[BEGIN RECORDS PROVIDED]
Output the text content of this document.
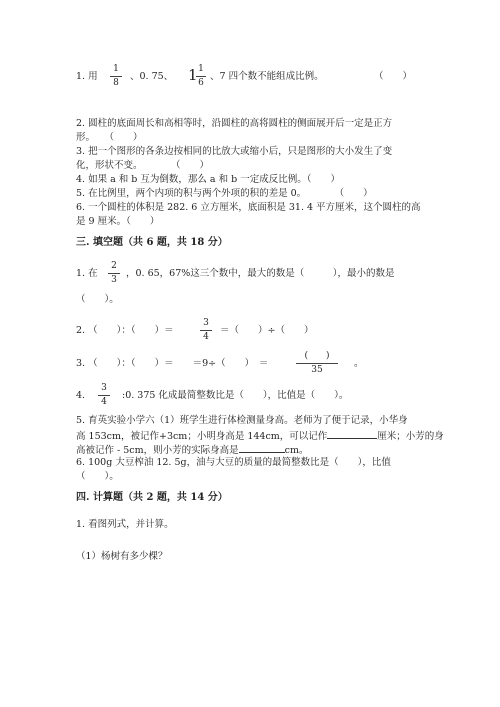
1. 用
1
8
、0. 75、 1 1
6
、7 四个数不能组成比例。	（　　）
2. 圆柱的底面周长和高相等时，沿圆柱的高将圆柱的侧面展开后一定是正方
形。　　（　　）
3. 把一个图形的各条边按相同的比放大或缩小后，只是图形的大小发生了变
化，形状不变。　　　　（　　）
4. 如果 a 和 b 互为倒数，那么 a 和 b 一定成反比例。（　　）
5. 在比例里，两个内项的积与两个外项的积的差是 0。　　　　（　　）
6. 一个圆柱的体积是 282. 6 立方厘米，底面积是 31. 4 平方厘米，这个圆柱的高
是 9 厘米。（　　）
三. 填空题（共 6 题，共 18 分）
1. 在
2
3
，0. 65，67%这三个数中，最大的数是（　　　），最小的数是
（　　）。
2. （　　）：（　　）＝
3
4
＝（　　）÷（　　）
3. （　　）：（　　）＝　　＝9÷（　　）　＝
(　　)
35
。
4.
3
4
:0. 375 化成最简整数比是（　　），比值是（　　）。
5. 育英实验小学六（1）班学生进行体检测量身高。老师为了便于记录，小华身
高 153cm，被记作+3cm；小明身高是 144cm，可以记作	厘米；小芳的身
高被记作 - 5cm，则小芳的实际身高是	cm。
6. 100g 大豆榨油 12. 5g，油与大豆的质量的最简整数比是（　　），比值
（　　）。
四. 计算题（共 2 题，共 14 分）
1. 看图列式，并计算。
（1）杨树有多少棵？
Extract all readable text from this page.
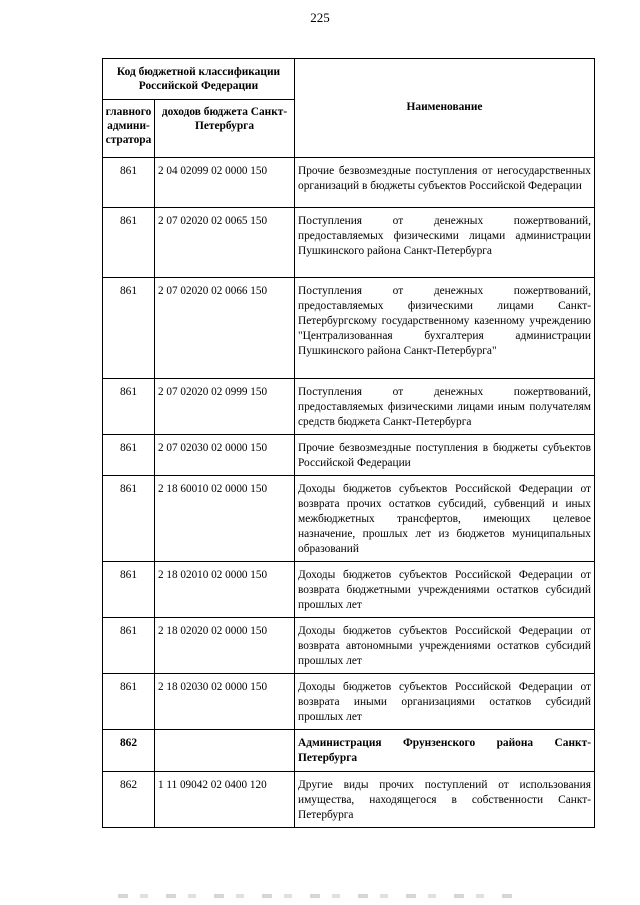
225
Код бюджетной классификации Российской Федерации		Наименование
главного админи-стратора	доходов бюджета Санкт-Петербурга	
861	2 04 02099 02 0000 150	Прочие безвозмездные поступления от негосударственных организаций в бюджеты субъектов Российской Федерации
861	2 07 02020 02 0065 150	Поступления от денежных пожертвований, предоставляемых физическими лицами администрации Пушкинского района Санкт-Петербурга
861	2 07 02020 02 0066 150	Поступления от денежных пожертвований, предоставляемых физическими лицами Санкт-Петербургскому государственному казенному учреждению "Централизованная бухгалтерия администрации Пушкинского района Санкт-Петербурга"
861	2 07 02020 02 0999 150	Поступления от денежных пожертвований, предоставляемых физическими лицами иным получателям средств бюджета Санкт-Петербурга
861	2 07 02030 02 0000 150	Прочие безвозмездные поступления в бюджеты субъектов Российской Федерации
861	2 18 60010 02 0000 150	Доходы бюджетов субъектов Российской Федерации от возврата прочих остатков субсидий, субвенций и иных межбюджетных трансфертов, имеющих целевое назначение, прошлых лет из бюджетов муниципальных образований
861	2 18 02010 02 0000 150	Доходы бюджетов субъектов Российской Федерации от возврата бюджетными учреждениями остатков субсидий прошлых лет
861	2 18 02020 02 0000 150	Доходы бюджетов субъектов Российской Федерации от возврата автономными учреждениями остатков субсидий прошлых лет
861	2 18 02030 02 0000 150	Доходы бюджетов субъектов Российской Федерации от возврата иными организациями остатков субсидий прошлых лет
862		Администрация Фрунзенского района Санкт-Петербурга
862	1 11 09042 02 0400 120	Другие виды прочих поступлений от использования имущества, находящегося в собственности Санкт-Петербурга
[END RECORDS PROVIDED]
Locate all lines that include the word "бюджеты" and copy them out.

861	2 04 02099 02 0000 150	Прочие безвозмездные поступления от негосударственных организаций в бюджеты субъектов Российской Федерации
861	2 07 02030 02 0000 150	Прочие безвозмездные поступления в бюджеты субъектов Российской Федерации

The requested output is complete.